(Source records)
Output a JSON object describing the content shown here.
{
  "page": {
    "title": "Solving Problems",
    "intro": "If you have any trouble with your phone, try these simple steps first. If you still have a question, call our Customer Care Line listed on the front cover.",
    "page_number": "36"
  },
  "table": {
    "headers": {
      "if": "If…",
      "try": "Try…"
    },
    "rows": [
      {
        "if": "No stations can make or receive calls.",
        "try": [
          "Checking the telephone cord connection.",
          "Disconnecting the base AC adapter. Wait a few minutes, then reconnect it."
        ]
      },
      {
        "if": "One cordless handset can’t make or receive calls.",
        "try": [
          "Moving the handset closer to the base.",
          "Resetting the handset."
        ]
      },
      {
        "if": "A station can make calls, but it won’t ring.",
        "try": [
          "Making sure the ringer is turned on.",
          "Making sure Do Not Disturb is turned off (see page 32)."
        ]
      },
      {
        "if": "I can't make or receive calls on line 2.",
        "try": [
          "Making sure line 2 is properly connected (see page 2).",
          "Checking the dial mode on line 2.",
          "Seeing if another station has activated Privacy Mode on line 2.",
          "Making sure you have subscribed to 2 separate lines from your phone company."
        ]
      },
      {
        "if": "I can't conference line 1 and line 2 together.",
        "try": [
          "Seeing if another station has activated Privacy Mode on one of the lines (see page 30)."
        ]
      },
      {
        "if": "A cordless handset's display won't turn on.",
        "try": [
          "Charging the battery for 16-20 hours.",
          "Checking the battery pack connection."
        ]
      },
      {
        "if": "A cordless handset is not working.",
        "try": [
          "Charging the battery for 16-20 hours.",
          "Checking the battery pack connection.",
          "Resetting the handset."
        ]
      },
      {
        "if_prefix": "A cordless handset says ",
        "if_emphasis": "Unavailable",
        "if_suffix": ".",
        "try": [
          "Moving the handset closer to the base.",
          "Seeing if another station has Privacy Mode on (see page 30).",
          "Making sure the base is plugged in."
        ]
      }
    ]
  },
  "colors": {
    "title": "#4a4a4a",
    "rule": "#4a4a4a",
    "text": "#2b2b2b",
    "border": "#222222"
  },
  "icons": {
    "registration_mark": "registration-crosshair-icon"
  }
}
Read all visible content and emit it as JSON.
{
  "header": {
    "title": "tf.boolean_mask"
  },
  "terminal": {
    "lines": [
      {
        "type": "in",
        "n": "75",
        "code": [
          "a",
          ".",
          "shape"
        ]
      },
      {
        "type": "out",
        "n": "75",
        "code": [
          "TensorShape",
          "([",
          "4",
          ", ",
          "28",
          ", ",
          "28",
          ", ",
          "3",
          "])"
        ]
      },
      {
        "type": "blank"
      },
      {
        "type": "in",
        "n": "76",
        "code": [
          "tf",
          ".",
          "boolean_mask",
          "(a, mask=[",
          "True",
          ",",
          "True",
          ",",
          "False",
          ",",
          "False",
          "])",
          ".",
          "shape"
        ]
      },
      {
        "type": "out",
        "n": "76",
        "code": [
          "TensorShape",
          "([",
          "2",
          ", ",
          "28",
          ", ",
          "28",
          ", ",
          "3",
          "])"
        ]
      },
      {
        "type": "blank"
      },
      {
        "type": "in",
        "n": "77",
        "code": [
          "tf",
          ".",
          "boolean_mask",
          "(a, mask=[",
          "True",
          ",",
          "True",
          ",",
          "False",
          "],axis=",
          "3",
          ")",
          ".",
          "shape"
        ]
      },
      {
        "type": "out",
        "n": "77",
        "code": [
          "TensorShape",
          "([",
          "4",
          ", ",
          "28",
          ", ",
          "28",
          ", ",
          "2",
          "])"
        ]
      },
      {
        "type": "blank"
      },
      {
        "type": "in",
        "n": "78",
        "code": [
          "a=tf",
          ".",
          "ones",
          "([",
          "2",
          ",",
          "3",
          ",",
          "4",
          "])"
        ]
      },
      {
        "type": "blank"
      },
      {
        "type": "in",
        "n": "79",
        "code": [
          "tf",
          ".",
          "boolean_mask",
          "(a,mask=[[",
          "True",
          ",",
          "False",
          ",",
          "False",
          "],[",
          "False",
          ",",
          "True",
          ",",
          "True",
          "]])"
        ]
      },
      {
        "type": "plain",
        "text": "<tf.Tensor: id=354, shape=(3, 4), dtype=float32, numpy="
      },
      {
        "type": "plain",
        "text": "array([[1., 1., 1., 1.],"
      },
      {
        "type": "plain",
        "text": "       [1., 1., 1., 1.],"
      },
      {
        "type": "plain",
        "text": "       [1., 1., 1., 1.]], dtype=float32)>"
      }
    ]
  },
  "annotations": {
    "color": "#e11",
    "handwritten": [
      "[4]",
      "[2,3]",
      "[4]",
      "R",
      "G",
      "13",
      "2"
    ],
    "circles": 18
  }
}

◆ EXERCISE TASK:
Write down all the entries again without a single difference.

◆ SOLVED PROBLEM:
Output a JSON object describing the content shown here.
{
  "page": {
    "title": "Solving Problems",
    "intro": "If you have any trouble with your phone, try these simple steps first. If you still have a question, call our Customer Care Line listed on the front cover.",
    "page_number": "36"
  },
  "table": {
    "headers": {
      "if": "If…",
      "try": "Try…"
    },
    "rows": [
      {
        "if": "No stations can make or receive calls.",
        "try": [
          "Checking the telephone cord connection.",
          "Disconnecting the base AC adapter. Wait a few minutes, then reconnect it."
        ]
      },
      {
        "if": "One cordless handset can’t make or receive calls.",
        "try": [
          "Moving the handset closer to the base.",
          "Resetting the handset."
        ]
      },
      {
        "if": "A station can make calls, but it won’t ring.",
        "try": [
          "Making sure the ringer is turned on.",
          "Making sure Do Not Disturb is turned off (see page 32)."
        ]
      },
      {
        "if": "I can't make or receive calls on line 2.",
        "try": [
          "Making sure line 2 is properly connected (see page 2).",
          "Checking the dial mode on line 2.",
          "Seeing if another station has activated Privacy Mode on line 2.",
          "Making sure you have subscribed to 2 separate lines from your phone company."
        ]
      },
      {
        "if": "I can't conference line 1 and line 2 together.",
        "try": [
          "Seeing if another station has activated Privacy Mode on one of the lines (see page 30)."
        ]
      },
      {
        "if": "A cordless handset's display won't turn on.",
        "try": [
          "Charging the battery for 16-20 hours.",
          "Checking the battery pack connection."
        ]
      },
      {
        "if": "A cordless handset is not working.",
        "try": [
          "Charging the battery for 16-20 hours.",
          "Checking the battery pack connection.",
          "Resetting the handset."
        ]
      },
      {
        "if_prefix": "A cordless handset says ",
        "if_emphasis": "Unavailable",
        "if_suffix": ".",
        "try": [
          "Moving the handset closer to the base.",
          "Seeing if another station has Privacy Mode on (see page 30).",
          "Making sure the base is plugged in."
        ]
      }
    ]
  },
  "colors": {
    "title": "#4a4a4a",
    "rule": "#4a4a4a",
    "text": "#2b2b2b",
    "border": "#222222"
  },
  "icons": {
    "registration_mark": "registration-crosshair-icon"
  }
}
Read all visible content and emit it as JSON.
{
  "header": {
    "title": "tf.boolean_mask"
  },
  "terminal": {
    "lines": [
      {
        "type": "in",
        "n": "75",
        "code": [
          "a",
          ".",
          "shape"
        ]
      },
      {
        "type": "out",
        "n": "75",
        "code": [
          "TensorShape",
          "([",
          "4",
          ", ",
          "28",
          ", ",
          "28",
          ", ",
          "3",
          "])"
        ]
      },
      {
        "type": "blank"
      },
      {
        "type": "in",
        "n": "76",
        "code": [
          "tf",
          ".",
          "boolean_mask",
          "(a, mask=[",
          "True",
          ",",
          "True",
          ",",
          "False",
          ",",
          "False",
          "])",
          ".",
          "shape"
        ]
      },
      {
        "type": "out",
        "n": "76",
        "code": [
          "TensorShape",
          "([",
          "2",
          ", ",
          "28",
          ", ",
          "28",
          ", ",
          "3",
          "])"
        ]
      },
      {
        "type": "blank"
      },
      {
        "type": "in",
        "n": "77",
        "code": [
          "tf",
          ".",
          "boolean_mask",
          "(a, mask=[",
          "True",
          ",",
          "True",
          ",",
          "False",
          "],axis=",
          "3",
          ")",
          ".",
          "shape"
        ]
      },
      {
        "type": "out",
        "n": "77",
        "code": [
          "TensorShape",
          "([",
          "4",
          ", ",
          "28",
          ", ",
          "28",
          ", ",
          "2",
          "])"
        ]
      },
      {
        "type": "blank"
      },
      {
        "type": "in",
        "n": "78",
        "code": [
          "a=tf",
          ".",
          "ones",
          "([",
          "2",
          ",",
          "3",
          ",",
          "4",
          "])"
        ]
      },
      {
        "type": "blank"
      },
      {
        "type": "in",
        "n": "79",
        "code": [
          "tf",
          ".",
          "boolean_mask",
          "(a,mask=[[",
          "True",
          ",",
          "False",
          ",",
          "False",
          "],[",
          "False",
          ",",
          "True",
          ",",
          "True",
          "]])"
        ]
      },
      {
        "type": "plain",
        "text": "<tf.Tensor: id=354, shape=(3, 4), dtype=float32, numpy="
      },
      {
        "type": "plain",
        "text": "array([[1., 1., 1., 1.],"
      },
      {
        "type": "plain",
        "text": "       [1., 1., 1., 1.],"
      },
      {
        "type": "plain",
        "text": "       [1., 1., 1., 1.]], dtype=float32)>"
      }
    ]
  },
  "annotations": {
    "color": "#e11",
    "handwritten": [
      "[4]",
      "[2,3]",
      "[4]",
      "R",
      "G",
      "13",
      "2"
    ],
    "circles": 18
  }
}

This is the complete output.